WHAT YOU NEED TO DO: Go through the entries one line at a time, and gather every line that has the word "this".

PROVIDED MATERIAL:
>> START

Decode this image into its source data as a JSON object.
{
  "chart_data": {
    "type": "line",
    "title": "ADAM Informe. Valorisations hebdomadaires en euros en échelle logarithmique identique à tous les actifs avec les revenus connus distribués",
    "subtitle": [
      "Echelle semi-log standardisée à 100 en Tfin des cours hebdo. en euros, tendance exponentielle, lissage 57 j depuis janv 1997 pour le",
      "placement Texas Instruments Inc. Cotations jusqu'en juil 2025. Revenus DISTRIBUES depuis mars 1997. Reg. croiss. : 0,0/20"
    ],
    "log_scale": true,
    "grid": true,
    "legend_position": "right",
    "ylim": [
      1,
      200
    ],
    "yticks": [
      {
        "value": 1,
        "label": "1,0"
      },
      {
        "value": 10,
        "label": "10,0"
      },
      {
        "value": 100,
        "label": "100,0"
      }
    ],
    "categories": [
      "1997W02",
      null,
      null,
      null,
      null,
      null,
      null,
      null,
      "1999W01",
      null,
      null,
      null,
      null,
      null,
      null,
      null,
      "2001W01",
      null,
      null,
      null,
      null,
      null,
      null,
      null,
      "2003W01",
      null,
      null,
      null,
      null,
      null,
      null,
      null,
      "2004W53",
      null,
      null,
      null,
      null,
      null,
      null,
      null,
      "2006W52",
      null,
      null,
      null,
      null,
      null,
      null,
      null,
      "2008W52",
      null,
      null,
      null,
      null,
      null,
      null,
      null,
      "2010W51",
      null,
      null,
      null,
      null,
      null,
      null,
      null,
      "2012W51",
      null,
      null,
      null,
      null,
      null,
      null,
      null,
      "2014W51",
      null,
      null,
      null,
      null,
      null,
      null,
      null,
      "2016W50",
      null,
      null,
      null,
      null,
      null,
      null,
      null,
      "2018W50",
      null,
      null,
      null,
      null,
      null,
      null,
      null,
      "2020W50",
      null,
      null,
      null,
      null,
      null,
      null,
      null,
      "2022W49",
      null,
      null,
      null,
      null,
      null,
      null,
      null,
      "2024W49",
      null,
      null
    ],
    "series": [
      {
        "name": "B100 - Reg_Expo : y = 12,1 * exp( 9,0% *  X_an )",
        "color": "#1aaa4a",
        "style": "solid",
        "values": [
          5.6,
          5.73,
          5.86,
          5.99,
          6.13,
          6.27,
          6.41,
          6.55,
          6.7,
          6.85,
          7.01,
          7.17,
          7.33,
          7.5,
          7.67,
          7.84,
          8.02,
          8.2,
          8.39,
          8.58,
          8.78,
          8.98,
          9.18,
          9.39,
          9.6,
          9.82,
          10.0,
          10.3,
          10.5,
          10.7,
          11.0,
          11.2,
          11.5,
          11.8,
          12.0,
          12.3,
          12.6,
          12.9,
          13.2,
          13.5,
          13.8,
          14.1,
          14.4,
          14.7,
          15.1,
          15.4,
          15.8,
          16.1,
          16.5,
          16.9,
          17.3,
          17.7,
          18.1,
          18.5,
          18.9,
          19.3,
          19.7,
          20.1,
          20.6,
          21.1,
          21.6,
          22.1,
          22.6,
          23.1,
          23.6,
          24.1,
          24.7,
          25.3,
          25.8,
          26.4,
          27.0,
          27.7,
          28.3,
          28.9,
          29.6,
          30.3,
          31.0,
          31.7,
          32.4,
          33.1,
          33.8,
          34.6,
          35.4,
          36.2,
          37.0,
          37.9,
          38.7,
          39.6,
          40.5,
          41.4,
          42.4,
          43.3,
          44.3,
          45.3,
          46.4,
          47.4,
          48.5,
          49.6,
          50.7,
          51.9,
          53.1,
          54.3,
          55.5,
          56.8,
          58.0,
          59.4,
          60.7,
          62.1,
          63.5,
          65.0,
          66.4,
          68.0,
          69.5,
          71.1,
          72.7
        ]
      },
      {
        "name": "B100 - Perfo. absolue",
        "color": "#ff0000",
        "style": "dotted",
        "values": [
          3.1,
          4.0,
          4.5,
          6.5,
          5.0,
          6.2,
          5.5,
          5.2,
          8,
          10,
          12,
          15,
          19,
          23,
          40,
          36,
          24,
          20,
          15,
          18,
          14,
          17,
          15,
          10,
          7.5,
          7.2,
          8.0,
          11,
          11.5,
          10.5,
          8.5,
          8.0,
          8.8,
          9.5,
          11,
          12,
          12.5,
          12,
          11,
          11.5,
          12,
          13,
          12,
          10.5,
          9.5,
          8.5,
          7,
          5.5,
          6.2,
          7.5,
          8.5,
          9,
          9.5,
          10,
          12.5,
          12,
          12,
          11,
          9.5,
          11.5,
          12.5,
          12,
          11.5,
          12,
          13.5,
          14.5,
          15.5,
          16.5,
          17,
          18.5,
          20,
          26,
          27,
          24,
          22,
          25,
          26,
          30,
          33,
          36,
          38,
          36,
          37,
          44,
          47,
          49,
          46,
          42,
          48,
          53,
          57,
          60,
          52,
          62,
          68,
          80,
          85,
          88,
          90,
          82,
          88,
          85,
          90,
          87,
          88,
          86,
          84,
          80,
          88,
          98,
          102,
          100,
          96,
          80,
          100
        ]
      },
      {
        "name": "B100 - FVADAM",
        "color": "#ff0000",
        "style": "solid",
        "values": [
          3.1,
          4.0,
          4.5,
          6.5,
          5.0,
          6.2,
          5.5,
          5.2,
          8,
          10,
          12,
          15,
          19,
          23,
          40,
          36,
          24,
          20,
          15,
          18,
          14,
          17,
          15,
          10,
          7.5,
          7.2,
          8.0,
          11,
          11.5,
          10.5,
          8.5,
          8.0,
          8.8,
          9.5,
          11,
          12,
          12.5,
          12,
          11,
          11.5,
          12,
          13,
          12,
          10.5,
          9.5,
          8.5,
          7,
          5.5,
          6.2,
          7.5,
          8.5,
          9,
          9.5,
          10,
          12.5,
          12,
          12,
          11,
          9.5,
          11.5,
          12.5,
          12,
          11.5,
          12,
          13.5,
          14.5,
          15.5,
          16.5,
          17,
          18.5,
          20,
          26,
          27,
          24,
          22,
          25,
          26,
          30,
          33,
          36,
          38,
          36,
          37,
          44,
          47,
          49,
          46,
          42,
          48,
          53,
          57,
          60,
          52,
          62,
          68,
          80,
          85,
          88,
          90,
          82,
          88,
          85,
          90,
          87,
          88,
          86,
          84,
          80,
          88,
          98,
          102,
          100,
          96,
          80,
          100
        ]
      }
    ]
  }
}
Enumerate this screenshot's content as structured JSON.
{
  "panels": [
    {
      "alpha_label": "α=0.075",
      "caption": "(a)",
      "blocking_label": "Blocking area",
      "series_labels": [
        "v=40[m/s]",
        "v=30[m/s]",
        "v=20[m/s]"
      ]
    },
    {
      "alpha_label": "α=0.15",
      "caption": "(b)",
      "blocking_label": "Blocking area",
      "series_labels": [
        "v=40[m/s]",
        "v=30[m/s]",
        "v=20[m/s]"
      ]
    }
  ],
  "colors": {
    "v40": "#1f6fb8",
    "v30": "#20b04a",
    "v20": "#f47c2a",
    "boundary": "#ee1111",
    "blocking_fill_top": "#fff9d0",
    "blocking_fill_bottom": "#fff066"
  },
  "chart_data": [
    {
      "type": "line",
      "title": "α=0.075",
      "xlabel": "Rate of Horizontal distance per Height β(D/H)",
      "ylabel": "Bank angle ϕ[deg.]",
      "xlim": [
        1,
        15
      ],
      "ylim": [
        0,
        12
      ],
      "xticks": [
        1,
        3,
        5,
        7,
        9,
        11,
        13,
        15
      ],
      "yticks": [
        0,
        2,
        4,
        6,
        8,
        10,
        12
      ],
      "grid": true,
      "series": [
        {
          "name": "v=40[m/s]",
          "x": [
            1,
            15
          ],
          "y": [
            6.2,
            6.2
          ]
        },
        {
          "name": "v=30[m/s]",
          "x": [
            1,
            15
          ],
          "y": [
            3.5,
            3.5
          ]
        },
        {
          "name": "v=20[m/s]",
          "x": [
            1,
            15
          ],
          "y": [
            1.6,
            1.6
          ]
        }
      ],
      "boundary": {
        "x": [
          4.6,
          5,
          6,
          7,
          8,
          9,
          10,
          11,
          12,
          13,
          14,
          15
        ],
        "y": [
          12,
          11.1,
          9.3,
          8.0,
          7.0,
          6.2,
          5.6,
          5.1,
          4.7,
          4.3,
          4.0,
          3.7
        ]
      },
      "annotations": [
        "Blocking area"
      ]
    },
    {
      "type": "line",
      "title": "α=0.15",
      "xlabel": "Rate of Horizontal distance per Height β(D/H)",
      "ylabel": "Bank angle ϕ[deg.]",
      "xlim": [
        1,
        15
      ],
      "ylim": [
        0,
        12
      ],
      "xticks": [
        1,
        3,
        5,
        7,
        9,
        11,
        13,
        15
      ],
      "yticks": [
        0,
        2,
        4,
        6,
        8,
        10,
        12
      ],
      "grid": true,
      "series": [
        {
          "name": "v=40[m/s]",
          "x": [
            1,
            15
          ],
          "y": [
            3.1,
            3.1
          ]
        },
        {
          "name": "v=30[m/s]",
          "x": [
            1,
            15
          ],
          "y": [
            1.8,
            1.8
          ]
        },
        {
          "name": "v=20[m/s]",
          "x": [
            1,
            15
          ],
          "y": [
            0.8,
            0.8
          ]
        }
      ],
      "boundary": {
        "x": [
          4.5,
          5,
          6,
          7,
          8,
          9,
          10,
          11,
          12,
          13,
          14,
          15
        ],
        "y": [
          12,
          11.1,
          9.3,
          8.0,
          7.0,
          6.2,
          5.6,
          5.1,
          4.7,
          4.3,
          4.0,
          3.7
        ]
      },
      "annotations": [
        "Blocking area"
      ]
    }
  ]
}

>> END

FULL OUTPUT:
Decode this image into its source data as a JSON object.
Enumerate this screenshot's content as structured JSON.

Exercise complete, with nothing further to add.